# START OF Records for the task

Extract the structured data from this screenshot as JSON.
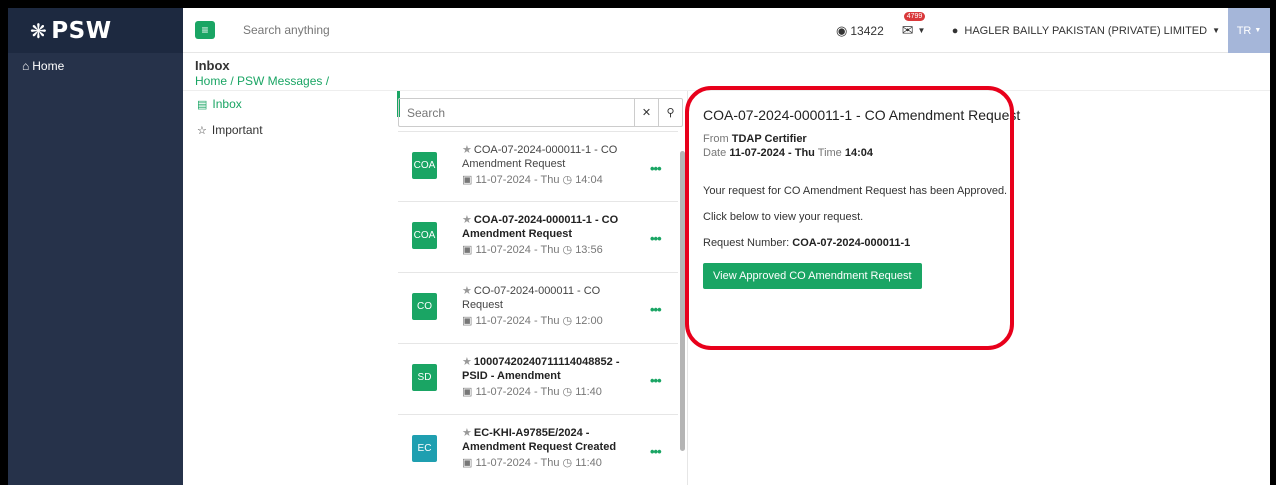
{
  "brand": {
    "logo_text": "PSW"
  },
  "sidebar": {
    "home_label": "Home"
  },
  "topbar": {
    "search_placeholder": "Search anything",
    "token_count": "13422",
    "mail_badge": "4799",
    "user_name": "HAGLER BAILLY PAKISTAN (PRIVATE) LIMITED",
    "lang_label": "TR"
  },
  "page": {
    "title": "Inbox",
    "breadcrumb": "Home / PSW Messages /"
  },
  "folders": [
    {
      "label": "Inbox"
    },
    {
      "label": "Important"
    }
  ],
  "list": {
    "search_placeholder": "Search",
    "messages": [
      {
        "avatar": "COA",
        "avatar_color": "#1aa564",
        "subject": "COA-07-2024-000011-1 - CO Amendment Request",
        "date": "11-07-2024 - Thu",
        "time": "14:04",
        "unread": false
      },
      {
        "avatar": "COA",
        "avatar_color": "#1aa564",
        "subject": "COA-07-2024-000011-1 - CO Amendment Request",
        "date": "11-07-2024 - Thu",
        "time": "13:56",
        "unread": true
      },
      {
        "avatar": "CO",
        "avatar_color": "#1aa564",
        "subject": "CO-07-2024-000011 - CO Request",
        "date": "11-07-2024 - Thu",
        "time": "12:00",
        "unread": false
      },
      {
        "avatar": "SD",
        "avatar_color": "#1aa564",
        "subject": "100074202407111140488​52 - PSID - Amendment",
        "date": "11-07-2024 - Thu",
        "time": "11:40",
        "unread": true
      },
      {
        "avatar": "EC",
        "avatar_color": "#1f9fb0",
        "subject": "EC-KHI-A9785E/2024 - Amendment Request Created",
        "date": "11-07-2024 - Thu",
        "time": "11:40",
        "unread": true
      }
    ]
  },
  "reader": {
    "subject": "COA-07-2024-000011-1 - CO Amendment Request",
    "from_label": "From",
    "from_value": "TDAP Certifier",
    "date_label": "Date",
    "date_value": "11-07-2024 - Thu",
    "time_label": "Time",
    "time_value": "14:04",
    "body_1": "Your request for CO Amendment Request has been Approved.",
    "body_2": "Click below to view your request.",
    "request_label": "Request Number:",
    "request_value": "COA-07-2024-000011-1",
    "button_label": "View Approved CO Amendment Request"
  },
  "colors": {
    "accent": "#1aa564",
    "sidebar": "#26324a",
    "highlight": "#e8001b"
  }
}
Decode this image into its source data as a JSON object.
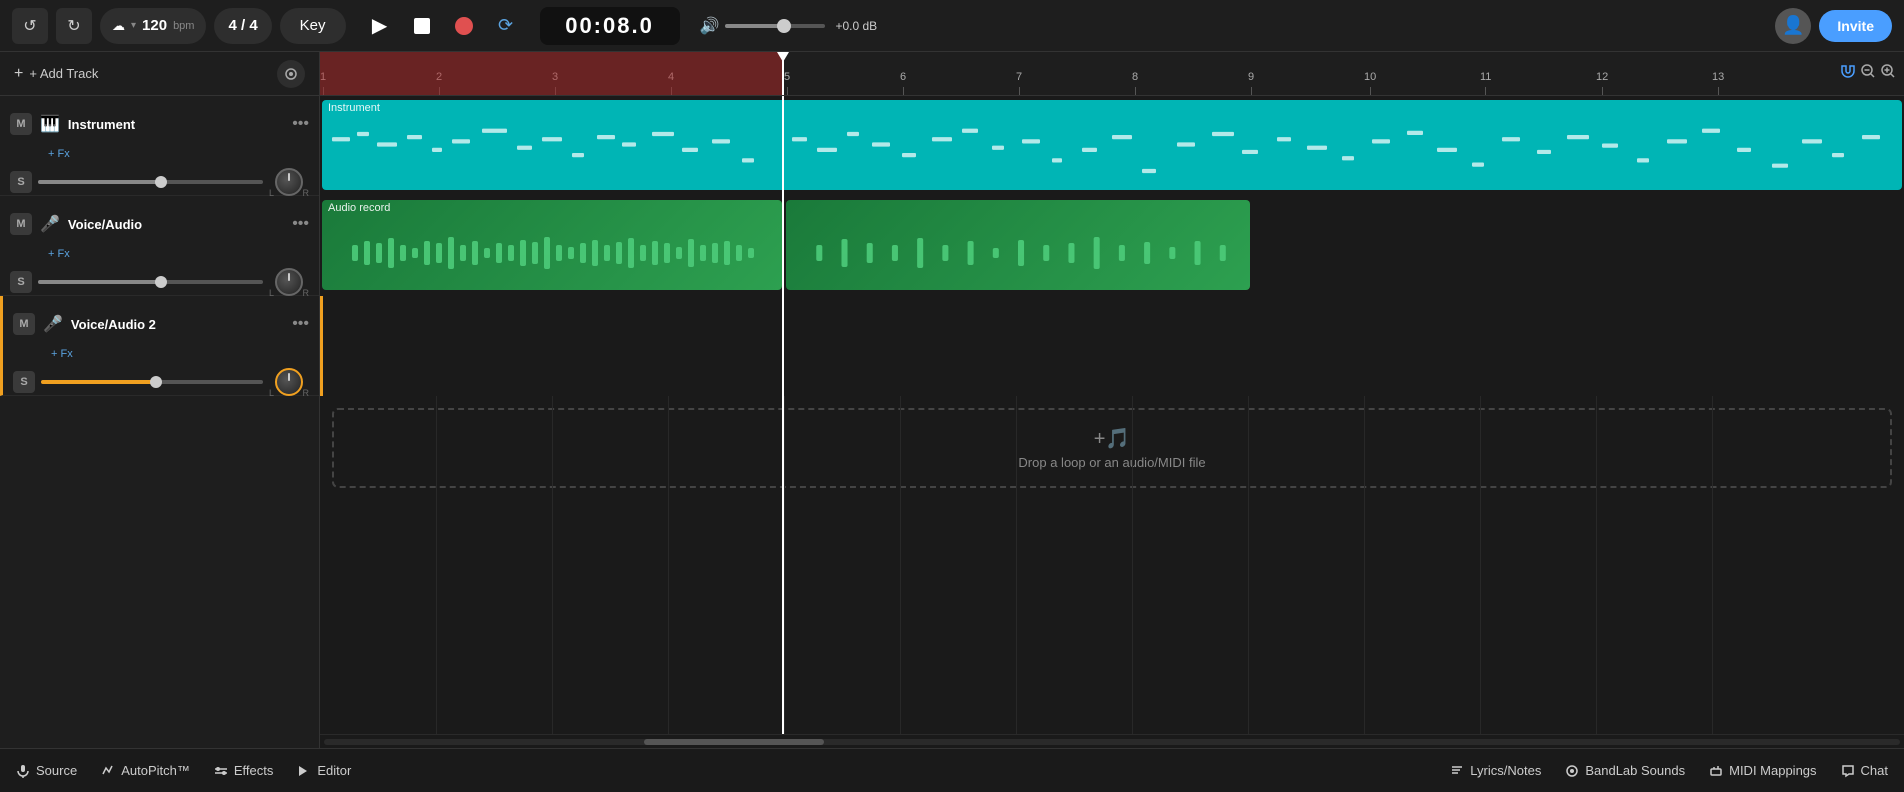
{
  "topbar": {
    "undo_label": "↺",
    "redo_label": "↻",
    "tempo_value": "120",
    "tempo_unit": "bpm",
    "time_sig": "4 / 4",
    "key_label": "Key",
    "play_label": "▶",
    "stop_label": "■",
    "record_label": "●",
    "loop_label": "⟳",
    "time_display": "00:08.0",
    "volume_label": "🔊",
    "db_value": "+0.0 dB",
    "invite_label": "Invite"
  },
  "tracks": {
    "add_label": "+ Add Track",
    "track1": {
      "name": "Instrument",
      "mute": "M",
      "solo": "S",
      "fx": "+ Fx",
      "icon": "🎹",
      "clip_label": "Instrument"
    },
    "track2": {
      "name": "Voice/Audio",
      "mute": "M",
      "solo": "S",
      "fx": "+ Fx",
      "icon": "🎤",
      "clip_label": "Audio record"
    },
    "track3": {
      "name": "Voice/Audio 2",
      "mute": "M",
      "solo": "S",
      "fx": "+ Fx",
      "icon": "🎤"
    }
  },
  "dropzone": {
    "icon": "🎵",
    "text": "Drop a loop or an audio/MIDI file"
  },
  "bottombar": {
    "source_label": "Source",
    "autopitch_label": "AutoPitch™",
    "effects_label": "Effects",
    "editor_label": "Editor",
    "lyrics_label": "Lyrics/Notes",
    "bandlab_label": "BandLab Sounds",
    "midi_label": "MIDI Mappings",
    "chat_label": "Chat"
  },
  "ruler": {
    "marks": [
      1,
      2,
      3,
      4,
      5,
      6,
      7,
      8,
      9,
      10,
      11,
      12,
      13
    ]
  },
  "colors": {
    "accent_blue": "#4a9eff",
    "instrument_teal": "#00b5b5",
    "audio_green": "#2da050",
    "record_red": "#e05050",
    "loop_orange": "#f0a020"
  }
}
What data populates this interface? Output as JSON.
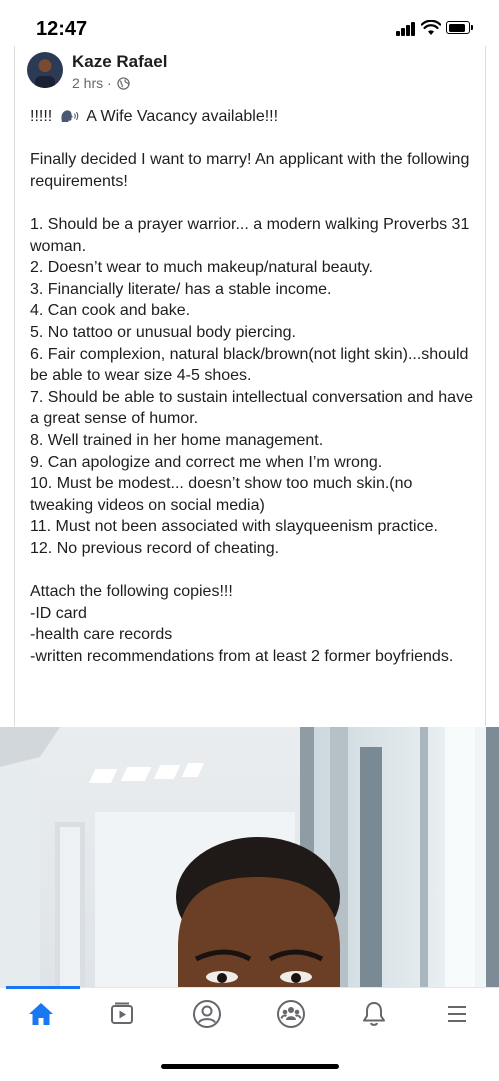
{
  "status_bar": {
    "time": "12:47"
  },
  "post": {
    "author": "Kaze Rafael",
    "time": "2 hrs ·",
    "title_prefix": "!!!!!",
    "title": "A Wife Vacancy available!!!",
    "intro": "Finally decided I want to marry! An applicant with the following requirements!",
    "requirements": [
      "1. Should be a prayer warrior... a modern walking Proverbs 31 woman.",
      "2. Doesn’t wear to much makeup/natural beauty.",
      "3. Financially literate/ has a stable income.",
      "4. Can cook and bake.",
      "5. No tattoo or unusual body piercing.",
      "6. Fair complexion, natural black/brown(not light skin)...should be able to wear size 4-5 shoes.",
      "7. Should be able to sustain intellectual conversation and have a great sense of humor.",
      "8. Well trained in her home management.",
      "9. Can apologize and correct me when I’m wrong.",
      "10. Must be modest... doesn’t show too much skin.(no tweaking videos on social media)",
      "11. Must not been associated with slayqueenism practice.",
      "12. No previous record of cheating."
    ],
    "attach_heading": "Attach the following copies!!!",
    "attachments": [
      "-ID card",
      "-health care records",
      "-written recommendations from at least 2 former boyfriends."
    ]
  },
  "tab_bar": {
    "active": "home",
    "icons": [
      "home-icon",
      "video-icon",
      "profile-icon",
      "groups-icon",
      "notifications-icon",
      "menu-icon"
    ]
  },
  "colors": {
    "accent": "#1877f2",
    "text": "#1c1e21",
    "secondary": "#65676b",
    "icon": "#65676b"
  }
}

# END OF Records for the task

* [The problem]: State the number of lines in the records that include "skin", and write nothing else.

* [Result of this task]: 2